(Figure collection entries)

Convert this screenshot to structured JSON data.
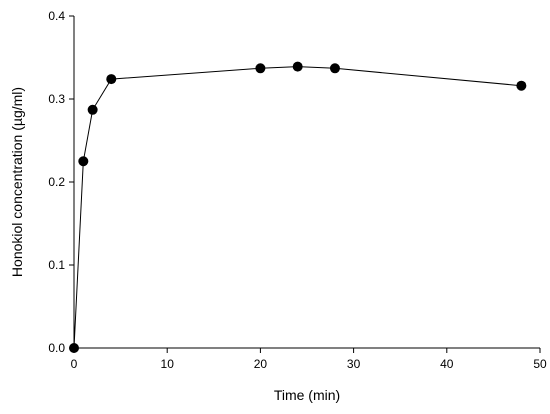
{
  "chart_data": {
    "type": "line",
    "title": "",
    "xlabel": "Time (min)",
    "ylabel": "Honokiol concentration (µg/ml)",
    "xlim": [
      0,
      50
    ],
    "ylim": [
      0,
      0.4
    ],
    "xticks": [
      0,
      10,
      20,
      30,
      40,
      50
    ],
    "xtick_labels": [
      "0",
      "10",
      "20",
      "30",
      "40",
      "50"
    ],
    "yticks": [
      0,
      0.1,
      0.2,
      0.3,
      0.4
    ],
    "ytick_labels": [
      "0.0",
      "0.1",
      "0.2",
      "0.3",
      "0.4"
    ],
    "grid": false,
    "legend": "none",
    "series": [
      {
        "x": [
          0,
          1,
          2,
          4,
          20,
          24,
          28,
          48
        ],
        "y": [
          0.0,
          0.225,
          0.287,
          0.324,
          0.337,
          0.339,
          0.337,
          0.316
        ],
        "color": "#000000",
        "marker": "filled-circle"
      }
    ]
  }
}
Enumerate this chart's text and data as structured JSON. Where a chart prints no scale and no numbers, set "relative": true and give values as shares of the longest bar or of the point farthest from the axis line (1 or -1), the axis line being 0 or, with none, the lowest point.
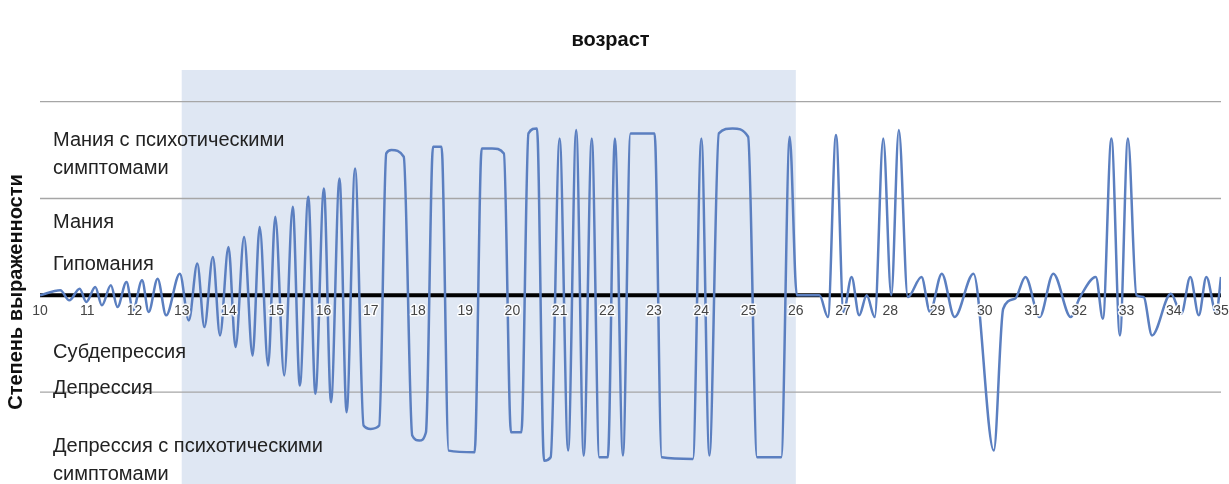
{
  "chart_data": {
    "type": "line",
    "title": "возраст",
    "ylabel": "Степень выраженности",
    "relative": true,
    "legend": false,
    "grid": false,
    "marker": "none",
    "line_style": "solid",
    "xlim": [
      10,
      35
    ],
    "xticks": [
      10,
      11,
      12,
      13,
      14,
      15,
      16,
      17,
      18,
      19,
      20,
      21,
      22,
      23,
      24,
      25,
      26,
      27,
      28,
      29,
      30,
      31,
      32,
      33,
      34,
      35
    ],
    "annotations": [
      "Мания с психотическими симптомами",
      "Мания",
      "Гипомания",
      "Субдепрессия",
      "Депрессия",
      "Депрессия с психотическими симптомами"
    ],
    "ref_lines": [
      {
        "axis": "y",
        "value": 1.16,
        "color": "#a6a6a6"
      },
      {
        "axis": "y",
        "value": 0.58,
        "color": "#a6a6a6"
      },
      {
        "axis": "y",
        "value": -0.58,
        "color": "#a6a6a6"
      }
    ],
    "bands": [
      {
        "axis": "x",
        "from": 13,
        "to": 26,
        "color": "#dfe7f3"
      }
    ],
    "series": [
      {
        "color": "#5b7fc0",
        "x": [
          10.0,
          10.43,
          10.62,
          10.84,
          10.98,
          11.17,
          11.31,
          11.5,
          11.64,
          11.83,
          11.97,
          12.16,
          12.3,
          12.49,
          12.67,
          12.96,
          13.15,
          13.33,
          13.48,
          13.66,
          13.81,
          13.99,
          14.14,
          14.32,
          14.5,
          14.65,
          14.83,
          14.98,
          15.17,
          15.35,
          15.5,
          15.68,
          15.83,
          16.01,
          16.16,
          16.34,
          16.49,
          16.67,
          16.85,
          17.0,
          17.18,
          17.33,
          17.44,
          17.7,
          17.88,
          18.03,
          18.17,
          18.32,
          18.5,
          18.65,
          19.2,
          19.35,
          19.57,
          19.82,
          19.97,
          20.19,
          20.34,
          20.52,
          20.67,
          20.81,
          21.0,
          21.18,
          21.35,
          21.51,
          21.68,
          21.84,
          22.02,
          22.17,
          22.34,
          22.5,
          23.01,
          23.16,
          23.82,
          24.0,
          24.17,
          24.37,
          24.66,
          24.99,
          25.18,
          25.69,
          25.87,
          26.02,
          26.5,
          26.68,
          26.85,
          27.01,
          27.18,
          27.34,
          27.5,
          27.67,
          27.85,
          28.02,
          28.18,
          28.37,
          28.66,
          28.84,
          29.09,
          29.36,
          29.76,
          30.19,
          30.39,
          30.64,
          30.86,
          31.16,
          31.45,
          31.82,
          32.0,
          32.35,
          32.5,
          32.68,
          32.86,
          33.03,
          33.21,
          33.36,
          33.54,
          33.94,
          34.16,
          34.35,
          34.53,
          34.69,
          34.9,
          35.0
        ],
        "values": [
          0,
          0.03,
          -0.03,
          0.04,
          -0.04,
          0.05,
          -0.06,
          0.06,
          -0.07,
          0.08,
          -0.09,
          0.09,
          -0.1,
          0.1,
          -0.12,
          0.13,
          -0.15,
          0.19,
          -0.19,
          0.23,
          -0.24,
          0.29,
          -0.31,
          0.35,
          -0.36,
          0.41,
          -0.42,
          0.47,
          -0.48,
          0.53,
          -0.54,
          0.59,
          -0.59,
          0.64,
          -0.64,
          0.7,
          -0.7,
          0.76,
          -0.78,
          -0.8,
          -0.78,
          0.85,
          0.87,
          0.83,
          -0.84,
          -0.87,
          -0.82,
          0.89,
          0.89,
          -0.93,
          -0.94,
          0.88,
          0.88,
          0.85,
          -0.82,
          -0.82,
          0.97,
          1.0,
          -0.99,
          -0.97,
          0.94,
          -0.93,
          0.99,
          -0.96,
          0.94,
          -0.97,
          -0.97,
          0.94,
          -0.96,
          0.97,
          0.97,
          -0.97,
          -0.98,
          0.94,
          -0.96,
          0.97,
          1.0,
          0.95,
          -0.97,
          -0.97,
          0.95,
          0,
          0,
          -0.13,
          0.96,
          -0.1,
          0.11,
          -0.12,
          0,
          -0.13,
          0.94,
          0,
          0.99,
          -0.01,
          0.11,
          -0.1,
          0.13,
          -0.13,
          0.13,
          -0.93,
          -0.08,
          -0.02,
          0.11,
          -0.13,
          0.13,
          -0.13,
          -0.02,
          0.11,
          -0.14,
          0.94,
          -0.24,
          0.94,
          0,
          -0.01,
          -0.24,
          0.01,
          -0.11,
          0.11,
          -0.12,
          0.11,
          -0.11,
          0.11
        ]
      }
    ]
  }
}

• Job: Retype each line of the listing above word for word. Exclude the pictures.

• Written response:
Convert this screenshot to structured JSON data.
{
  "chart_data": {
    "type": "line",
    "title": "",
    "xlabel": "Time (min)",
    "ylabel": "Honokiol concentration (µg/ml)",
    "xlim": [
      0,
      50
    ],
    "ylim": [
      0,
      0.4
    ],
    "xticks": [
      0,
      10,
      20,
      30,
      40,
      50
    ],
    "xtick_labels": [
      "0",
      "10",
      "20",
      "30",
      "40",
      "50"
    ],
    "yticks": [
      0,
      0.1,
      0.2,
      0.3,
      0.4
    ],
    "ytick_labels": [
      "0.0",
      "0.1",
      "0.2",
      "0.3",
      "0.4"
    ],
    "grid": false,
    "legend": "none",
    "series": [
      {
        "x": [
          0,
          1,
          2,
          4,
          20,
          24,
          28,
          48
        ],
        "y": [
          0.0,
          0.225,
          0.287,
          0.324,
          0.337,
          0.339,
          0.337,
          0.316
        ],
        "color": "#000000",
        "marker": "filled-circle"
      }
    ]
  }
}
Enumerate this chart's text and data as structured JSON. Where a chart prints no scale and no numbers, set "relative": true and give values as shares of the longest bar or of the point farthest from the axis line (1 or -1), the axis line being 0 or, with none, the lowest point.
{
  "chart_data": {
    "type": "line",
    "title": "возраст",
    "ylabel": "Степень выраженности",
    "relative": true,
    "legend": false,
    "grid": false,
    "marker": "none",
    "line_style": "solid",
    "xlim": [
      10,
      35
    ],
    "xticks": [
      10,
      11,
      12,
      13,
      14,
      15,
      16,
      17,
      18,
      19,
      20,
      21,
      22,
      23,
      24,
      25,
      26,
      27,
      28,
      29,
      30,
      31,
      32,
      33,
      34,
      35
    ],
    "annotations": [
      "Мания с психотическими симптомами",
      "Мания",
      "Гипомания",
      "Субдепрессия",
      "Депрессия",
      "Депрессия с психотическими симптомами"
    ],
    "ref_lines": [
      {
        "axis": "y",
        "value": 1.16,
        "color": "#a6a6a6"
      },
      {
        "axis": "y",
        "value": 0.58,
        "color": "#a6a6a6"
      },
      {
        "axis": "y",
        "value": -0.58,
        "color": "#a6a6a6"
      }
    ],
    "bands": [
      {
        "axis": "x",
        "from": 13,
        "to": 26,
        "color": "#dfe7f3"
      }
    ],
    "series": [
      {
        "color": "#5b7fc0",
        "x": [
          10.0,
          10.43,
          10.62,
          10.84,
          10.98,
          11.17,
          11.31,
          11.5,
          11.64,
          11.83,
          11.97,
          12.16,
          12.3,
          12.49,
          12.67,
          12.96,
          13.15,
          13.33,
          13.48,
          13.66,
          13.81,
          13.99,
          14.14,
          14.32,
          14.5,
          14.65,
          14.83,
          14.98,
          15.17,
          15.35,
          15.5,
          15.68,
          15.83,
          16.01,
          16.16,
          16.34,
          16.49,
          16.67,
          16.85,
          17.0,
          17.18,
          17.33,
          17.44,
          17.7,
          17.88,
          18.03,
          18.17,
          18.32,
          18.5,
          18.65,
          19.2,
          19.35,
          19.57,
          19.82,
          19.97,
          20.19,
          20.34,
          20.52,
          20.67,
          20.81,
          21.0,
          21.18,
          21.35,
          21.51,
          21.68,
          21.84,
          22.02,
          22.17,
          22.34,
          22.5,
          23.01,
          23.16,
          23.82,
          24.0,
          24.17,
          24.37,
          24.66,
          24.99,
          25.18,
          25.69,
          25.87,
          26.02,
          26.5,
          26.68,
          26.85,
          27.01,
          27.18,
          27.34,
          27.5,
          27.67,
          27.85,
          28.02,
          28.18,
          28.37,
          28.66,
          28.84,
          29.09,
          29.36,
          29.76,
          30.19,
          30.39,
          30.64,
          30.86,
          31.16,
          31.45,
          31.82,
          32.0,
          32.35,
          32.5,
          32.68,
          32.86,
          33.03,
          33.21,
          33.36,
          33.54,
          33.94,
          34.16,
          34.35,
          34.53,
          34.69,
          34.9,
          35.0
        ],
        "values": [
          0,
          0.03,
          -0.03,
          0.04,
          -0.04,
          0.05,
          -0.06,
          0.06,
          -0.07,
          0.08,
          -0.09,
          0.09,
          -0.1,
          0.1,
          -0.12,
          0.13,
          -0.15,
          0.19,
          -0.19,
          0.23,
          -0.24,
          0.29,
          -0.31,
          0.35,
          -0.36,
          0.41,
          -0.42,
          0.47,
          -0.48,
          0.53,
          -0.54,
          0.59,
          -0.59,
          0.64,
          -0.64,
          0.7,
          -0.7,
          0.76,
          -0.78,
          -0.8,
          -0.78,
          0.85,
          0.87,
          0.83,
          -0.84,
          -0.87,
          -0.82,
          0.89,
          0.89,
          -0.93,
          -0.94,
          0.88,
          0.88,
          0.85,
          -0.82,
          -0.82,
          0.97,
          1.0,
          -0.99,
          -0.97,
          0.94,
          -0.93,
          0.99,
          -0.96,
          0.94,
          -0.97,
          -0.97,
          0.94,
          -0.96,
          0.97,
          0.97,
          -0.97,
          -0.98,
          0.94,
          -0.96,
          0.97,
          1.0,
          0.95,
          -0.97,
          -0.97,
          0.95,
          0,
          0,
          -0.13,
          0.96,
          -0.1,
          0.11,
          -0.12,
          0,
          -0.13,
          0.94,
          0,
          0.99,
          -0.01,
          0.11,
          -0.1,
          0.13,
          -0.13,
          0.13,
          -0.93,
          -0.08,
          -0.02,
          0.11,
          -0.13,
          0.13,
          -0.13,
          -0.02,
          0.11,
          -0.14,
          0.94,
          -0.24,
          0.94,
          0,
          -0.01,
          -0.24,
          0.01,
          -0.11,
          0.11,
          -0.12,
          0.11,
          -0.11,
          0.11
        ]
      }
    ]
  }
}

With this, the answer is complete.